Records excerpted from a collection
>> Start

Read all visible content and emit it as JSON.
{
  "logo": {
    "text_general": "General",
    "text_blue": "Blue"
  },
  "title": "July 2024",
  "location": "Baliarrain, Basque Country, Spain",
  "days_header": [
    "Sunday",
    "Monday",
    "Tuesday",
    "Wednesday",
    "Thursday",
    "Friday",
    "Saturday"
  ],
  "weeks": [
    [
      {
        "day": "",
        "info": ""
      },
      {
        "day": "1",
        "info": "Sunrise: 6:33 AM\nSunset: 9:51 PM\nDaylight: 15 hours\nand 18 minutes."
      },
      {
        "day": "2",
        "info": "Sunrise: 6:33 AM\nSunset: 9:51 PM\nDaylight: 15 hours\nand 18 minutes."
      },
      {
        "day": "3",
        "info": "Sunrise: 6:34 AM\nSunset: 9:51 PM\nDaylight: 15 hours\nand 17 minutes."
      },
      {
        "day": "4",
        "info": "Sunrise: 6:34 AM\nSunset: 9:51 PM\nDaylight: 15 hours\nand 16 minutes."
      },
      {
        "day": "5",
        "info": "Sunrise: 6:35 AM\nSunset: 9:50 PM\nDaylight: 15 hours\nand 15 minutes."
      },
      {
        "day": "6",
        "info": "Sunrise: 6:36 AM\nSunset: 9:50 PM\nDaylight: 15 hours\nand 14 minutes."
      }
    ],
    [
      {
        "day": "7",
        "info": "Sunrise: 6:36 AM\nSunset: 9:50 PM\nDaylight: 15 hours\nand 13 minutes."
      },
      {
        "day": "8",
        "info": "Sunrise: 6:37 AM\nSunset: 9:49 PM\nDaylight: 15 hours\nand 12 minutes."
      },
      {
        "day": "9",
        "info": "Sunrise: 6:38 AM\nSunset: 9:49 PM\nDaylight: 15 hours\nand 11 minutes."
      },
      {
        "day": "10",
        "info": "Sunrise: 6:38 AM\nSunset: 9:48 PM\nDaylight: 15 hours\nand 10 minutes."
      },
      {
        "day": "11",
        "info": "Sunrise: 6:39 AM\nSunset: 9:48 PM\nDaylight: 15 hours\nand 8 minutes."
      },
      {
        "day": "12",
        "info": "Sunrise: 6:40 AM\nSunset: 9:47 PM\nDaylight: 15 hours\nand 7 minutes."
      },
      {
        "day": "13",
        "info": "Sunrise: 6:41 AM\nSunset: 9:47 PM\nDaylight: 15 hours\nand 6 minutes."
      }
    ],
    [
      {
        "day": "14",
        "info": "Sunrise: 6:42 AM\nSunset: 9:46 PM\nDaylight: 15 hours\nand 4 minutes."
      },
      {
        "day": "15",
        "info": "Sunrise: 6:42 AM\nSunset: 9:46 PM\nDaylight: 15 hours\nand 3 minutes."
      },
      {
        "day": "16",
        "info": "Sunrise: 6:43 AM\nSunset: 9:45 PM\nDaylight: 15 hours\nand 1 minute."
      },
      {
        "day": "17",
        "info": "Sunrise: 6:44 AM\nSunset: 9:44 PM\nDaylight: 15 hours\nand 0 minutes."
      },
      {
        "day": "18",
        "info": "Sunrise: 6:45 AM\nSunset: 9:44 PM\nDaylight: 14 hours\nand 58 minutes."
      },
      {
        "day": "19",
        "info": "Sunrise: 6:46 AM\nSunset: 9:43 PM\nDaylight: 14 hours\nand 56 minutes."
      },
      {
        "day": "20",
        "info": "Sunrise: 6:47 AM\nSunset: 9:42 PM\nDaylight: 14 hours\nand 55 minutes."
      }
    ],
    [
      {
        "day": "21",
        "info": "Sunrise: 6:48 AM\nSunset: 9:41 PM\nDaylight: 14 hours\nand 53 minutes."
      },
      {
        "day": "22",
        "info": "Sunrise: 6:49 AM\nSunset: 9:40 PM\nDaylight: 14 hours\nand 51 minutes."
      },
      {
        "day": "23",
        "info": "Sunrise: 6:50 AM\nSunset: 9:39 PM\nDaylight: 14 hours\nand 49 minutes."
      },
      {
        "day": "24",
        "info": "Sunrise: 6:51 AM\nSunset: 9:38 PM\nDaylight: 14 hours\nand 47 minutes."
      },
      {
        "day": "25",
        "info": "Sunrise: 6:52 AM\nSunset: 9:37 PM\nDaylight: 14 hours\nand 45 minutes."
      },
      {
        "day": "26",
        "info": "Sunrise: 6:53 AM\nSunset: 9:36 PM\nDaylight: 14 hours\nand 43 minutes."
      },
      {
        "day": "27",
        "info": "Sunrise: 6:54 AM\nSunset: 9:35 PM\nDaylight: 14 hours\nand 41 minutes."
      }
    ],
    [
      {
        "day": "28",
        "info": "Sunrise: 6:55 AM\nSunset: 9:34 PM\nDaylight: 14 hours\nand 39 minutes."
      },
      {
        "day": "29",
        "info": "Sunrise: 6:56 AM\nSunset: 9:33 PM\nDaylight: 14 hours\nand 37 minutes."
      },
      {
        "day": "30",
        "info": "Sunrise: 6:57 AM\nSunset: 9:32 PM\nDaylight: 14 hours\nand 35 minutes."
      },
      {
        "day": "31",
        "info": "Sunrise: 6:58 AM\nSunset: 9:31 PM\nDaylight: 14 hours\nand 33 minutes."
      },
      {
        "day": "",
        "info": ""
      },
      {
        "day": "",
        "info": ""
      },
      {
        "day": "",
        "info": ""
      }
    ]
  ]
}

>> End

### Instructions for the task
Reproduce each record exactly, leaving nothing out.

### Answer to this task
Read all visible content and emit it as JSON.
{
  "logo": {
    "text_general": "General",
    "text_blue": "Blue"
  },
  "title": "July 2024",
  "location": "Baliarrain, Basque Country, Spain",
  "days_header": [
    "Sunday",
    "Monday",
    "Tuesday",
    "Wednesday",
    "Thursday",
    "Friday",
    "Saturday"
  ],
  "weeks": [
    [
      {
        "day": "",
        "info": ""
      },
      {
        "day": "1",
        "info": "Sunrise: 6:33 AM\nSunset: 9:51 PM\nDaylight: 15 hours\nand 18 minutes."
      },
      {
        "day": "2",
        "info": "Sunrise: 6:33 AM\nSunset: 9:51 PM\nDaylight: 15 hours\nand 18 minutes."
      },
      {
        "day": "3",
        "info": "Sunrise: 6:34 AM\nSunset: 9:51 PM\nDaylight: 15 hours\nand 17 minutes."
      },
      {
        "day": "4",
        "info": "Sunrise: 6:34 AM\nSunset: 9:51 PM\nDaylight: 15 hours\nand 16 minutes."
      },
      {
        "day": "5",
        "info": "Sunrise: 6:35 AM\nSunset: 9:50 PM\nDaylight: 15 hours\nand 15 minutes."
      },
      {
        "day": "6",
        "info": "Sunrise: 6:36 AM\nSunset: 9:50 PM\nDaylight: 15 hours\nand 14 minutes."
      }
    ],
    [
      {
        "day": "7",
        "info": "Sunrise: 6:36 AM\nSunset: 9:50 PM\nDaylight: 15 hours\nand 13 minutes."
      },
      {
        "day": "8",
        "info": "Sunrise: 6:37 AM\nSunset: 9:49 PM\nDaylight: 15 hours\nand 12 minutes."
      },
      {
        "day": "9",
        "info": "Sunrise: 6:38 AM\nSunset: 9:49 PM\nDaylight: 15 hours\nand 11 minutes."
      },
      {
        "day": "10",
        "info": "Sunrise: 6:38 AM\nSunset: 9:48 PM\nDaylight: 15 hours\nand 10 minutes."
      },
      {
        "day": "11",
        "info": "Sunrise: 6:39 AM\nSunset: 9:48 PM\nDaylight: 15 hours\nand 8 minutes."
      },
      {
        "day": "12",
        "info": "Sunrise: 6:40 AM\nSunset: 9:47 PM\nDaylight: 15 hours\nand 7 minutes."
      },
      {
        "day": "13",
        "info": "Sunrise: 6:41 AM\nSunset: 9:47 PM\nDaylight: 15 hours\nand 6 minutes."
      }
    ],
    [
      {
        "day": "14",
        "info": "Sunrise: 6:42 AM\nSunset: 9:46 PM\nDaylight: 15 hours\nand 4 minutes."
      },
      {
        "day": "15",
        "info": "Sunrise: 6:42 AM\nSunset: 9:46 PM\nDaylight: 15 hours\nand 3 minutes."
      },
      {
        "day": "16",
        "info": "Sunrise: 6:43 AM\nSunset: 9:45 PM\nDaylight: 15 hours\nand 1 minute."
      },
      {
        "day": "17",
        "info": "Sunrise: 6:44 AM\nSunset: 9:44 PM\nDaylight: 15 hours\nand 0 minutes."
      },
      {
        "day": "18",
        "info": "Sunrise: 6:45 AM\nSunset: 9:44 PM\nDaylight: 14 hours\nand 58 minutes."
      },
      {
        "day": "19",
        "info": "Sunrise: 6:46 AM\nSunset: 9:43 PM\nDaylight: 14 hours\nand 56 minutes."
      },
      {
        "day": "20",
        "info": "Sunrise: 6:47 AM\nSunset: 9:42 PM\nDaylight: 14 hours\nand 55 minutes."
      }
    ],
    [
      {
        "day": "21",
        "info": "Sunrise: 6:48 AM\nSunset: 9:41 PM\nDaylight: 14 hours\nand 53 minutes."
      },
      {
        "day": "22",
        "info": "Sunrise: 6:49 AM\nSunset: 9:40 PM\nDaylight: 14 hours\nand 51 minutes."
      },
      {
        "day": "23",
        "info": "Sunrise: 6:50 AM\nSunset: 9:39 PM\nDaylight: 14 hours\nand 49 minutes."
      },
      {
        "day": "24",
        "info": "Sunrise: 6:51 AM\nSunset: 9:38 PM\nDaylight: 14 hours\nand 47 minutes."
      },
      {
        "day": "25",
        "info": "Sunrise: 6:52 AM\nSunset: 9:37 PM\nDaylight: 14 hours\nand 45 minutes."
      },
      {
        "day": "26",
        "info": "Sunrise: 6:53 AM\nSunset: 9:36 PM\nDaylight: 14 hours\nand 43 minutes."
      },
      {
        "day": "27",
        "info": "Sunrise: 6:54 AM\nSunset: 9:35 PM\nDaylight: 14 hours\nand 41 minutes."
      }
    ],
    [
      {
        "day": "28",
        "info": "Sunrise: 6:55 AM\nSunset: 9:34 PM\nDaylight: 14 hours\nand 39 minutes."
      },
      {
        "day": "29",
        "info": "Sunrise: 6:56 AM\nSunset: 9:33 PM\nDaylight: 14 hours\nand 37 minutes."
      },
      {
        "day": "30",
        "info": "Sunrise: 6:57 AM\nSunset: 9:32 PM\nDaylight: 14 hours\nand 35 minutes."
      },
      {
        "day": "31",
        "info": "Sunrise: 6:58 AM\nSunset: 9:31 PM\nDaylight: 14 hours\nand 33 minutes."
      },
      {
        "day": "",
        "info": ""
      },
      {
        "day": "",
        "info": ""
      },
      {
        "day": "",
        "info": ""
      }
    ]
  ]
}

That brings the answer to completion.